§ **INFORMATION GIVEN**:
--------------------------------

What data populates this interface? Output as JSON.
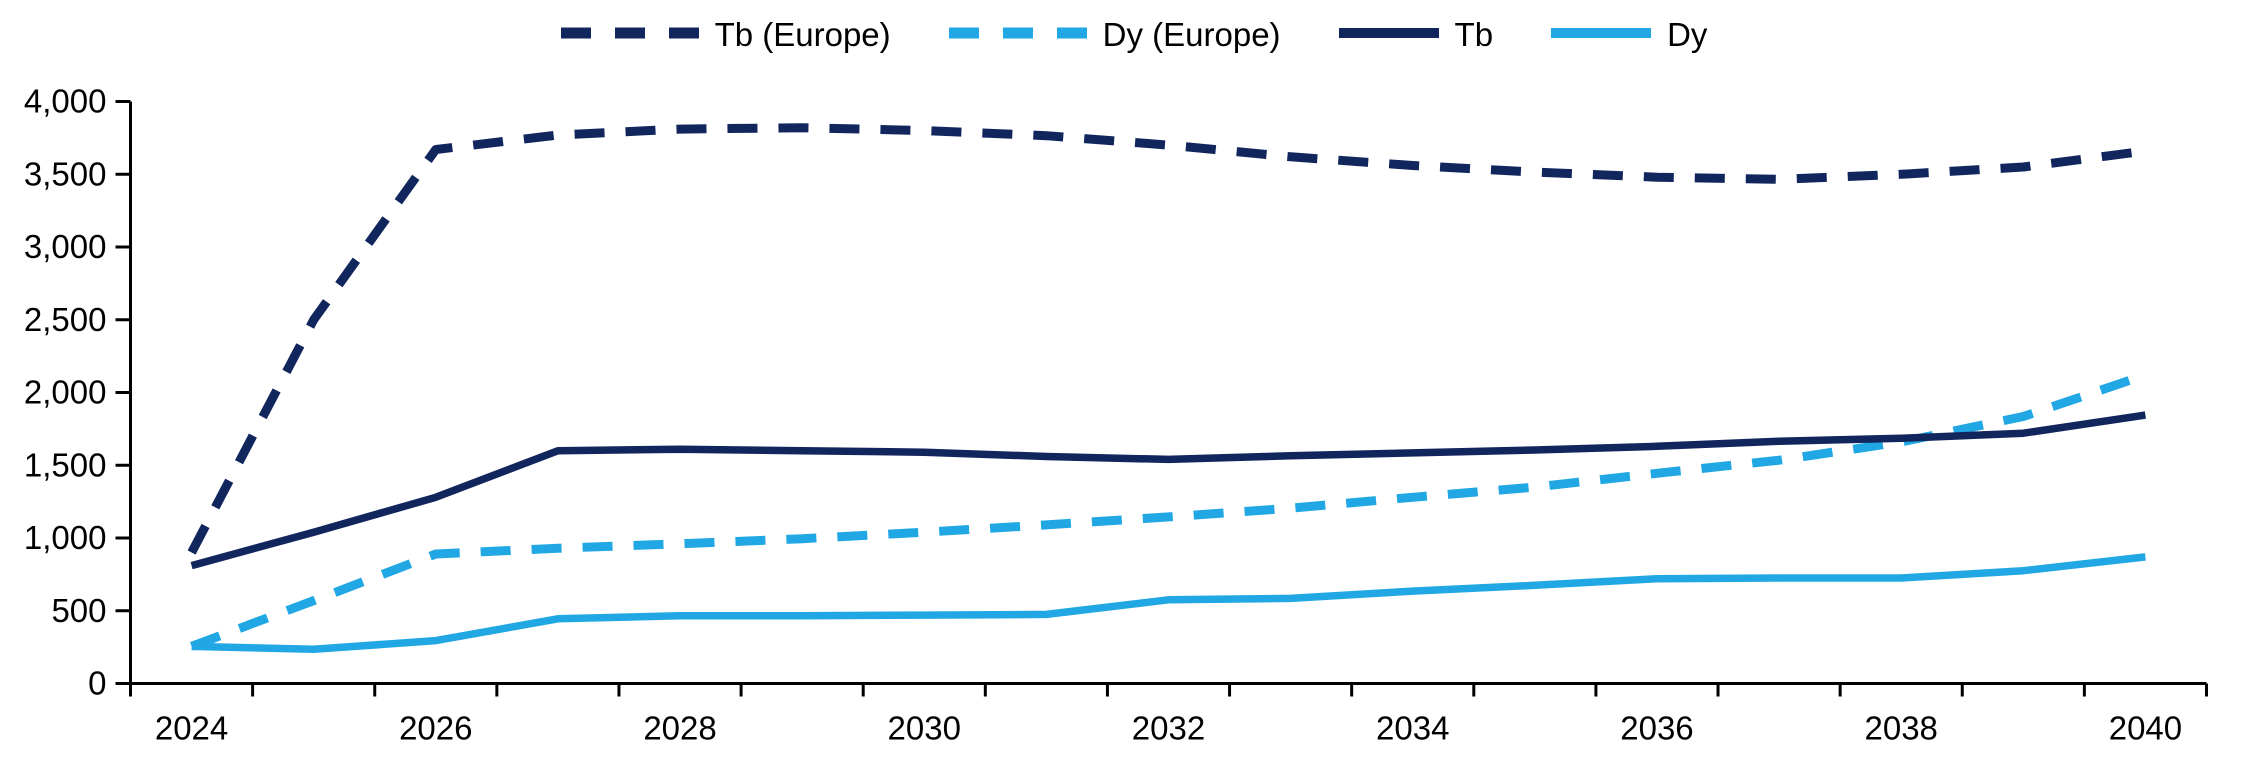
{
  "colors": {
    "navy": "#12265E",
    "light_blue": "#21A8E4",
    "axis": "#000000",
    "text": "#000000"
  },
  "legend": {
    "items": [
      {
        "label": "Tb (Europe)"
      },
      {
        "label": "Dy (Europe)"
      },
      {
        "label": "Tb"
      },
      {
        "label": "Dy"
      }
    ]
  },
  "chart_data": {
    "type": "line",
    "title": "",
    "xlabel": "",
    "ylabel": "",
    "x": [
      2024,
      2025,
      2026,
      2027,
      2028,
      2029,
      2030,
      2031,
      2032,
      2033,
      2034,
      2035,
      2036,
      2037,
      2038,
      2039,
      2040
    ],
    "x_tick_labels": [
      "2024",
      "2026",
      "2028",
      "2030",
      "2032",
      "2034",
      "2036",
      "2038",
      "2040"
    ],
    "y_ticks": [
      0,
      500,
      1000,
      1500,
      2000,
      2500,
      3000,
      3500,
      4000
    ],
    "y_tick_labels": [
      "0",
      "500",
      "1,000",
      "1,500",
      "2,000",
      "2,500",
      "3,000",
      "3,500",
      "4,000"
    ],
    "ylim": [
      0,
      4000
    ],
    "grid": false,
    "legend_position": "top",
    "series": [
      {
        "name": "Tb (Europe)",
        "color_key": "navy",
        "style": "dashed",
        "values": [
          900,
          2500,
          3670,
          3770,
          3810,
          3820,
          3800,
          3765,
          3700,
          3620,
          3560,
          3515,
          3480,
          3465,
          3500,
          3550,
          3660
        ]
      },
      {
        "name": "Dy (Europe)",
        "color_key": "light_blue",
        "style": "dashed",
        "values": [
          255,
          570,
          890,
          930,
          960,
          995,
          1040,
          1090,
          1145,
          1205,
          1280,
          1350,
          1445,
          1535,
          1660,
          1835,
          2120
        ]
      },
      {
        "name": "Tb",
        "color_key": "navy",
        "style": "solid",
        "values": [
          810,
          1040,
          1280,
          1600,
          1610,
          1600,
          1590,
          1560,
          1540,
          1565,
          1585,
          1605,
          1630,
          1665,
          1685,
          1720,
          1845
        ]
      },
      {
        "name": "Dy",
        "color_key": "light_blue",
        "style": "solid",
        "values": [
          255,
          235,
          295,
          445,
          465,
          465,
          470,
          475,
          575,
          585,
          635,
          675,
          720,
          725,
          725,
          775,
          870
        ]
      }
    ]
  }
}
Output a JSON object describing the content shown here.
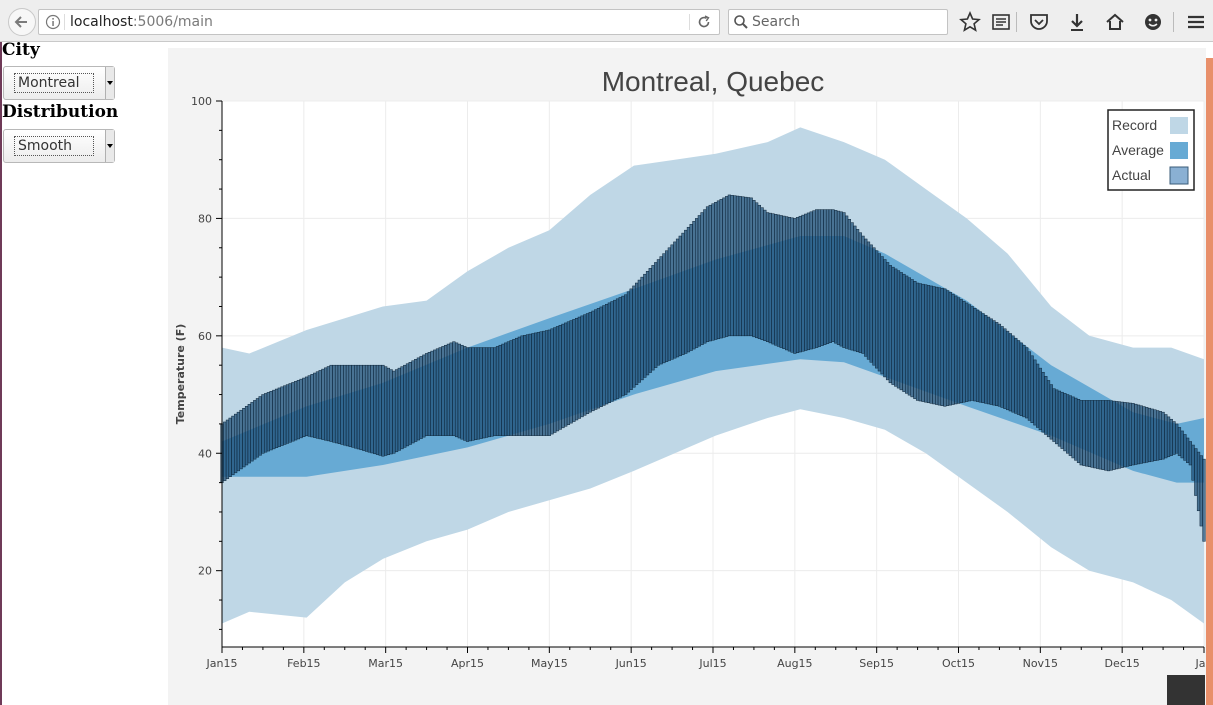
{
  "browser": {
    "url_host": "localhost",
    "url_rest": ":5006/main",
    "search_placeholder": "Search",
    "icons": [
      "back-arrow-icon",
      "info-icon",
      "reload-icon",
      "search-icon",
      "star-icon",
      "reading-list-icon",
      "pocket-icon",
      "download-icon",
      "home-icon",
      "smiley-icon",
      "hamburger-menu-icon"
    ]
  },
  "sidebar": {
    "city_label": "City",
    "city_value": "Montreal",
    "distribution_label": "Distribution",
    "distribution_value": "Smooth"
  },
  "chart_data": {
    "type": "area",
    "title": "Montreal, Quebec",
    "ylabel": "Temperature (F)",
    "xlabel": "",
    "ylim": [
      7,
      100
    ],
    "yticks": [
      20,
      40,
      60,
      80,
      100
    ],
    "xticks": [
      "Jan15",
      "Feb15",
      "Mar15",
      "Apr15",
      "May15",
      "Jun15",
      "Jul15",
      "Aug15",
      "Sep15",
      "Oct15",
      "Nov15",
      "Dec15",
      "Jan"
    ],
    "x_day_span": [
      0,
      360
    ],
    "legend": {
      "placement": "top-right",
      "entries": [
        "Record",
        "Average",
        "Actual"
      ]
    },
    "grid": true,
    "colors": {
      "record": "#bfd7e6",
      "average": "#67aad4",
      "actual": "#1c4c74",
      "actual_stroke": "#0d2438"
    },
    "series": [
      {
        "name": "Record",
        "x": [
          0,
          10,
          31,
          45,
          59,
          75,
          90,
          105,
          120,
          135,
          151,
          166,
          181,
          200,
          212,
          228,
          243,
          258,
          273,
          288,
          304,
          318,
          334,
          348,
          360
        ],
        "high": [
          58,
          57,
          61,
          63,
          65,
          66,
          71,
          75,
          78,
          84,
          89,
          90,
          91,
          93,
          95.5,
          93,
          90,
          85,
          80,
          74,
          65,
          60,
          58,
          58,
          56
        ],
        "low": [
          11,
          13,
          12,
          18,
          22,
          25,
          27,
          30,
          32,
          34,
          37,
          40,
          43,
          46,
          47.5,
          46,
          44,
          40,
          35,
          30,
          24,
          20,
          18,
          15,
          11
        ]
      },
      {
        "name": "Average",
        "x": [
          0,
          31,
          59,
          90,
          120,
          151,
          181,
          212,
          228,
          243,
          273,
          304,
          334,
          350,
          360
        ],
        "high": [
          42,
          48,
          52,
          58,
          63,
          68,
          73,
          77,
          77,
          74,
          66,
          55,
          47,
          45,
          46
        ],
        "low": [
          36,
          36,
          38,
          41,
          45,
          50,
          54,
          56,
          55.5,
          53,
          48,
          43,
          37,
          35,
          35
        ]
      },
      {
        "name": "Actual",
        "x": [
          0,
          15,
          31,
          40,
          48,
          59,
          63,
          75,
          85,
          90,
          100,
          110,
          120,
          135,
          148,
          160,
          170,
          178,
          186,
          194,
          200,
          210,
          218,
          224,
          228,
          235,
          245,
          255,
          265,
          275,
          285,
          295,
          305,
          315,
          325,
          334,
          345,
          350,
          355,
          360
        ],
        "high": [
          45,
          50,
          53,
          55,
          55,
          55,
          54,
          57,
          59,
          58,
          58,
          60,
          61,
          64,
          67,
          73,
          78,
          82,
          84,
          83.5,
          81,
          80,
          81.5,
          81.5,
          81,
          77,
          72,
          69,
          68,
          65,
          62,
          58,
          51,
          49,
          49,
          48.5,
          47,
          45,
          42,
          39
        ],
        "low": [
          35,
          40,
          43,
          42,
          41,
          39.5,
          40,
          43,
          43,
          42,
          43,
          43,
          43,
          47,
          50,
          55,
          57,
          59,
          60,
          60,
          59,
          57,
          58,
          59,
          58,
          57,
          52,
          49,
          48,
          49,
          48,
          46,
          42,
          38,
          37,
          38,
          39,
          40,
          38,
          25
        ]
      }
    ]
  }
}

--------------------------------

§ **EXERCISE PROMPT**: Pull out all lines containing the word "JSON" from the entries above.

§ **ANSWER FOR THIS EXERCISE**:
What data populates this interface? Output as JSON.
Output a JSON object describing the content shown here.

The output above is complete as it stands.